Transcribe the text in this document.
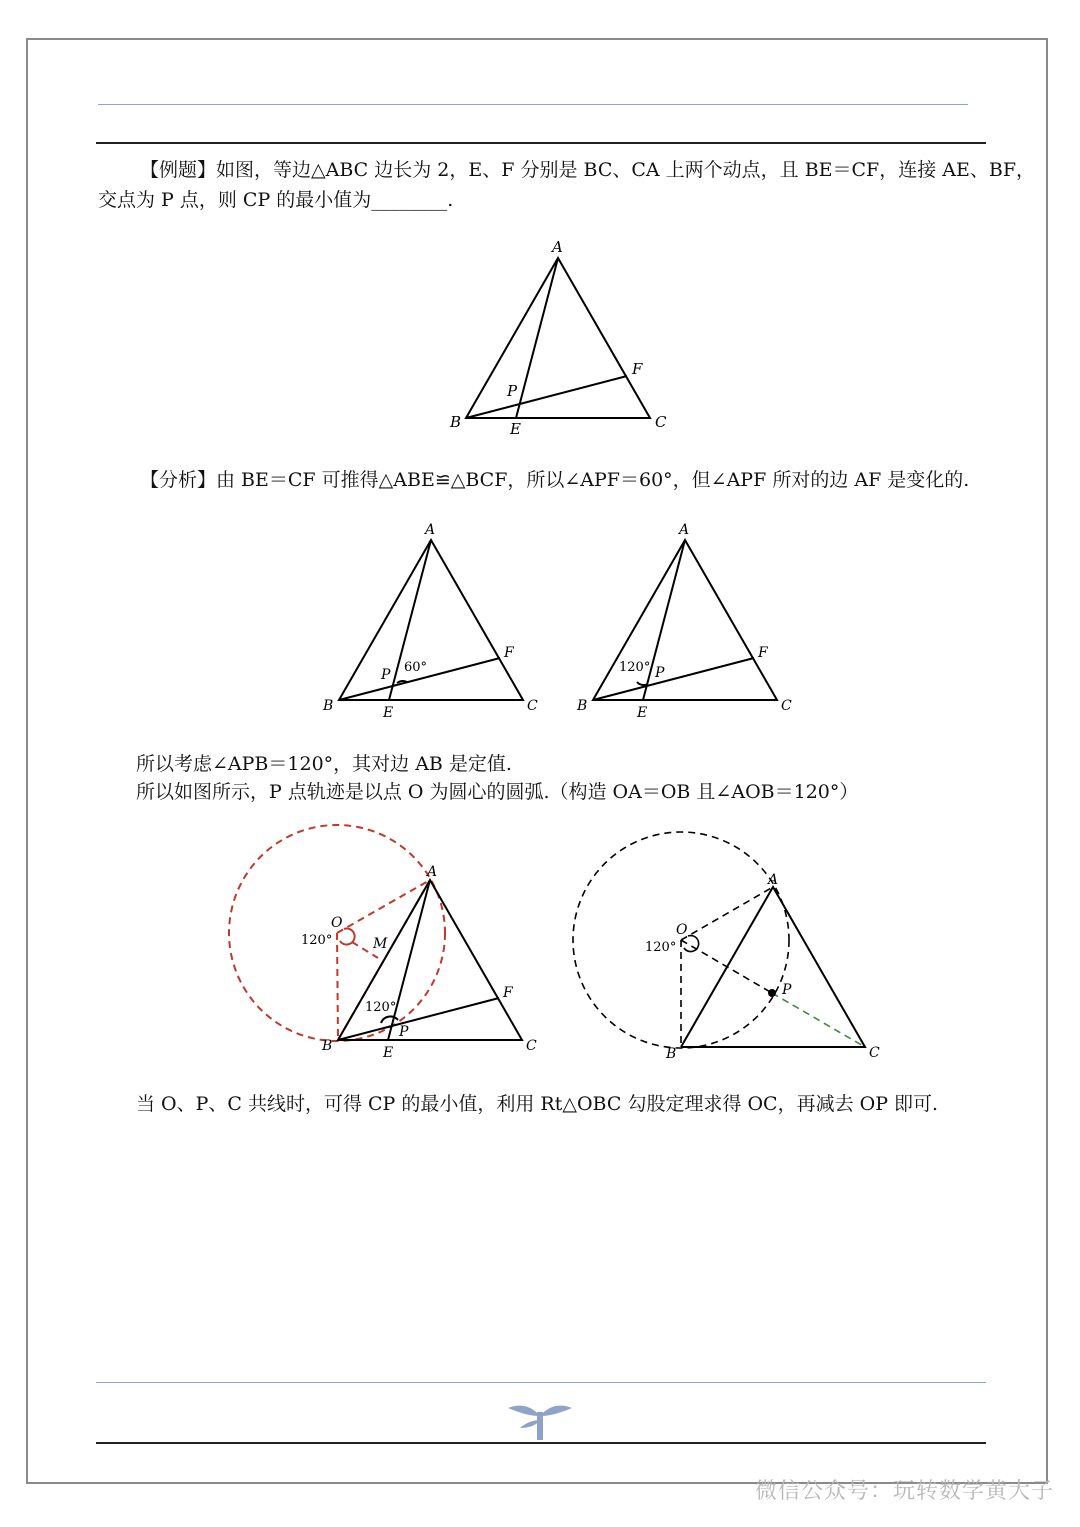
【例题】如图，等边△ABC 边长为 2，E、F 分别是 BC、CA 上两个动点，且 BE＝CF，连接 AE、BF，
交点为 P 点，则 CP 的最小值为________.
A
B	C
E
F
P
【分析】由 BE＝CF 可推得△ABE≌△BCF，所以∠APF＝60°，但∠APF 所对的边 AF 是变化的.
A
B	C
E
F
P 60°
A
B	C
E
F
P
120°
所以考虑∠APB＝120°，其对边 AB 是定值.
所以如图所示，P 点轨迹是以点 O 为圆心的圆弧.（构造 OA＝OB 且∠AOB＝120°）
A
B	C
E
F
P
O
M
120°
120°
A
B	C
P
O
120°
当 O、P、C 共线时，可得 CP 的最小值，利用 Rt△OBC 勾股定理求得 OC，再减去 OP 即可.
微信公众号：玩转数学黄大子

-----

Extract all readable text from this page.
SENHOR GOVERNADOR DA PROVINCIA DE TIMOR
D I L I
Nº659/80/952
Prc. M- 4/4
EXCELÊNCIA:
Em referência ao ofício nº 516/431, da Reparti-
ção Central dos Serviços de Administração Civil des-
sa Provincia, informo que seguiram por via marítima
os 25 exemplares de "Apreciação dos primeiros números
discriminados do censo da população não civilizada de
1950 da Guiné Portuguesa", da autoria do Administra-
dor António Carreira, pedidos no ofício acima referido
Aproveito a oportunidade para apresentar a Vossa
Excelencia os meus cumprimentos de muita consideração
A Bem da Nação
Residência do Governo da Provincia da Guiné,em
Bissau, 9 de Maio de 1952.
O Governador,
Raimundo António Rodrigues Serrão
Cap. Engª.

-----

* Task description *
Search the records for the string "Guiné" and return every line in which it occurs.

* Reply *
1950 da Guiné Portuguesa", da autoria do Administra-
Residência do Governo da Provincia da Guiné,em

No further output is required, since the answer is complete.